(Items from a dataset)

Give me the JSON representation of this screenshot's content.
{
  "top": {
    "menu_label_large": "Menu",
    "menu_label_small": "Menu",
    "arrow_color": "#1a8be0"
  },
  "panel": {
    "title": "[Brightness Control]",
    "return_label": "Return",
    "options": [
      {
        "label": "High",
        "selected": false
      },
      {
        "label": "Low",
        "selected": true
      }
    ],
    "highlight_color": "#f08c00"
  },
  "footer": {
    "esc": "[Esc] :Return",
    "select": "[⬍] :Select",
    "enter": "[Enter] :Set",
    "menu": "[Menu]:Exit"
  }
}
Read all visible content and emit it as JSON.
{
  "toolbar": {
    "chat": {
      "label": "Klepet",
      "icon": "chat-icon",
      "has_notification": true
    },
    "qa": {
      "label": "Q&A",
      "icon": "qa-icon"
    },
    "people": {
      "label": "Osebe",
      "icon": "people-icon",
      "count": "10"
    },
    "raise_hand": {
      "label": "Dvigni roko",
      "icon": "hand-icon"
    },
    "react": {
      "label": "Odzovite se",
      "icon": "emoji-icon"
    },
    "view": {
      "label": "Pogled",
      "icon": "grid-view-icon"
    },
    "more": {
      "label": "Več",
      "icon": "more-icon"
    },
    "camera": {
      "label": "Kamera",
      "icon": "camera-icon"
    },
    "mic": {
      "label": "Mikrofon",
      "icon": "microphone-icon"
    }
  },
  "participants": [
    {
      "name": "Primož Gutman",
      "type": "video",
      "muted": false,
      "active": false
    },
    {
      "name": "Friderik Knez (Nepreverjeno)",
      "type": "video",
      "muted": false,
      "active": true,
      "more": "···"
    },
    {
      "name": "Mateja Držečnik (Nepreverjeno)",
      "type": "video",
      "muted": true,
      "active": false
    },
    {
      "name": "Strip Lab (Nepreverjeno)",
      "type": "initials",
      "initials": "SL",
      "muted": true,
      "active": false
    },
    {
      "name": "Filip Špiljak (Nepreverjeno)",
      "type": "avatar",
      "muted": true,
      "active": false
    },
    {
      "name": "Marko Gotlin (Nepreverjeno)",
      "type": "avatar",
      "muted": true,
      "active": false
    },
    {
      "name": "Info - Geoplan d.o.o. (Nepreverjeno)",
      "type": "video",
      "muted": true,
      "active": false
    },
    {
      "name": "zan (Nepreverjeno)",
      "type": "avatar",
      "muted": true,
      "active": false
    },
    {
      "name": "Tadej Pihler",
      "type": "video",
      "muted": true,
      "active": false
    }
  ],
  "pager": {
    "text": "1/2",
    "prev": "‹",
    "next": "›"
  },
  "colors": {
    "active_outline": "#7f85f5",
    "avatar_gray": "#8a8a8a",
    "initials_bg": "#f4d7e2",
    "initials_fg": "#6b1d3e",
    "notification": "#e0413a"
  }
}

Exercise prompt:
Gather each line of the records holding the string "JSON".

Complete output:
Give me the JSON representation of this screenshot's content.
Read all visible content and emit it as JSON.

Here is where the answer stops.